WORK INSTRUCTIONS
Records follow. Select each line holding "exposed".

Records
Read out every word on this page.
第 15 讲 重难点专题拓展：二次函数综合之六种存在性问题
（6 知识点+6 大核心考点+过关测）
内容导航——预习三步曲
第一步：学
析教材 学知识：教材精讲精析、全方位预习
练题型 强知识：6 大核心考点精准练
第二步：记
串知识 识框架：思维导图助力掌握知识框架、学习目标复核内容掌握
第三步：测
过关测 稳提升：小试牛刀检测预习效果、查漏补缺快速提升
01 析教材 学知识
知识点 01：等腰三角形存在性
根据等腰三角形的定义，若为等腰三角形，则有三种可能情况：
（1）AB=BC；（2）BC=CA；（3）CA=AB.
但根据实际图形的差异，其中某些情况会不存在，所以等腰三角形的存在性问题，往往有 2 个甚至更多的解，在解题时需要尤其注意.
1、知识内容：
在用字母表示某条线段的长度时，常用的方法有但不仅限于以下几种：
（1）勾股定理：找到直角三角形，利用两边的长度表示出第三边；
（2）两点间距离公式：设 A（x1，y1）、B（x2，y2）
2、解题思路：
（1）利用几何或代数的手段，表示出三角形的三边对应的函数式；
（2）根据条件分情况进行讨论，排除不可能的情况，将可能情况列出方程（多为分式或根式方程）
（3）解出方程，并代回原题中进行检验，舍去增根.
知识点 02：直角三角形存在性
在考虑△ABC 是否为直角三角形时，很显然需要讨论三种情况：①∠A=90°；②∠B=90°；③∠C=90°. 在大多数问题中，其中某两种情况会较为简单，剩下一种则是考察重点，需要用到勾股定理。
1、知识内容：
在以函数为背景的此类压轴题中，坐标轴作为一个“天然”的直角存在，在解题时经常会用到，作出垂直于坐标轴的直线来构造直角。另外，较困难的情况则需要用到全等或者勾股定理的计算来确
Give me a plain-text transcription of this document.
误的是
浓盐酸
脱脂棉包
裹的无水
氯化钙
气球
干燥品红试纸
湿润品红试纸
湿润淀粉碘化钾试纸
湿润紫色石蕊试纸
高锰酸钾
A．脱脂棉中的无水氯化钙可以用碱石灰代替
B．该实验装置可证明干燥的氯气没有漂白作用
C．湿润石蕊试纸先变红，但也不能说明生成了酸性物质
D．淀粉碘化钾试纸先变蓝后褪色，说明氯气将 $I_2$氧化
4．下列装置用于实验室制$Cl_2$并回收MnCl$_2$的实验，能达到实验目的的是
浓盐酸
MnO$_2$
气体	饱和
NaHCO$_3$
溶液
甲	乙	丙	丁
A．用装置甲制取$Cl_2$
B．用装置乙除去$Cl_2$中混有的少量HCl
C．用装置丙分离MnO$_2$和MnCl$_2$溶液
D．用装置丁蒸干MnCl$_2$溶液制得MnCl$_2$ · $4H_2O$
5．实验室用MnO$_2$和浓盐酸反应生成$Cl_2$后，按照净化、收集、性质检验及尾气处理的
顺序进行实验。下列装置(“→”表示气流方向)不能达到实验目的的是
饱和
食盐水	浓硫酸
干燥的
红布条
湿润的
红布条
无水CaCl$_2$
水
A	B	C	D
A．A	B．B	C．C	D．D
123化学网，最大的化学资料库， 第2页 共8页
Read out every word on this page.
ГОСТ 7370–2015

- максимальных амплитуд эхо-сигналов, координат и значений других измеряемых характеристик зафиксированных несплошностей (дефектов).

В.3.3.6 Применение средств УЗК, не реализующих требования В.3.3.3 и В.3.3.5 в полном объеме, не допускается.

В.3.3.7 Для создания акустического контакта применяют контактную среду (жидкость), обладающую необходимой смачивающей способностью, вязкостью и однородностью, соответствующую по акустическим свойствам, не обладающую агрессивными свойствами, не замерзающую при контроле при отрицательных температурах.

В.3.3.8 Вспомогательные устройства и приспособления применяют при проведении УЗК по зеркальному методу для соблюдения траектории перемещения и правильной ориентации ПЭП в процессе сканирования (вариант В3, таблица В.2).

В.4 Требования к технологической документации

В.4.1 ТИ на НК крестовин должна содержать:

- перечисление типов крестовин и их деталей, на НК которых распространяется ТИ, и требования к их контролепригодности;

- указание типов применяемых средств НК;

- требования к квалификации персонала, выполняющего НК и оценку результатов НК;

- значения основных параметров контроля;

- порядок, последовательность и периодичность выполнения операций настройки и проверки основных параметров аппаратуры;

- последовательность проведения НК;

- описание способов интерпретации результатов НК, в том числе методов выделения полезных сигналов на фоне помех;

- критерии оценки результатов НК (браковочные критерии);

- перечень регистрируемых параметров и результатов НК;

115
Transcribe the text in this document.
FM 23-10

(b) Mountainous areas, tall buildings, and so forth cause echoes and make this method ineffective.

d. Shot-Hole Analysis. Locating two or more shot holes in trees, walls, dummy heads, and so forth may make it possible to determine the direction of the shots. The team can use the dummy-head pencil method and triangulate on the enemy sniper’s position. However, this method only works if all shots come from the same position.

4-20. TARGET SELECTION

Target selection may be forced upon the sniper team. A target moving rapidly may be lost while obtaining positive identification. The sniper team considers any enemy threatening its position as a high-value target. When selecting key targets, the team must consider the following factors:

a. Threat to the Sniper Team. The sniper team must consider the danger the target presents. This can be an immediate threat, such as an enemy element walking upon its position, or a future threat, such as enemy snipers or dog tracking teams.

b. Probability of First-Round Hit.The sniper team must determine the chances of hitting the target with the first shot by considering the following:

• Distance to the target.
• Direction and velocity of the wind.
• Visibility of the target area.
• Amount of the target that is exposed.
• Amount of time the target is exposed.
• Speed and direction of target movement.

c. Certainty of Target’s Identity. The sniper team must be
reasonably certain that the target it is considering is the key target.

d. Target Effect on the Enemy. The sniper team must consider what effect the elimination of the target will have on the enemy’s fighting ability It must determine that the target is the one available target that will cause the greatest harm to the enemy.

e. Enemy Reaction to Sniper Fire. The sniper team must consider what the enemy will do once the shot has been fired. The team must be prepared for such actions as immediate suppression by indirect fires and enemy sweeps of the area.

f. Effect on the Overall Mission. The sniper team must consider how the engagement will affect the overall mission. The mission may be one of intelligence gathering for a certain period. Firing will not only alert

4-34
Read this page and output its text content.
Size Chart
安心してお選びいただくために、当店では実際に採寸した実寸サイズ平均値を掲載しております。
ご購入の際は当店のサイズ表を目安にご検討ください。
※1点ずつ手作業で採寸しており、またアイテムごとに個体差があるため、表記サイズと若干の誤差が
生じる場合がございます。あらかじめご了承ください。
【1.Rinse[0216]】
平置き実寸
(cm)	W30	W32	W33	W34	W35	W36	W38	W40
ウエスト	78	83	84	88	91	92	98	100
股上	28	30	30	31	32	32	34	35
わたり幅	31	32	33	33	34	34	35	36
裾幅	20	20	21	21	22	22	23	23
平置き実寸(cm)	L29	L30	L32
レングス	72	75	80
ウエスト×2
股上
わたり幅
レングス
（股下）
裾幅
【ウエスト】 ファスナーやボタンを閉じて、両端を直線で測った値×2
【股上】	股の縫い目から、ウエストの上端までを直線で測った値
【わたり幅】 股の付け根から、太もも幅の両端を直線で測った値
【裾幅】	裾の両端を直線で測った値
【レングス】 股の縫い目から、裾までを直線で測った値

FINISHED EXERCISE
• Amount of the target that is exposed.
• Amount of time the target is exposed.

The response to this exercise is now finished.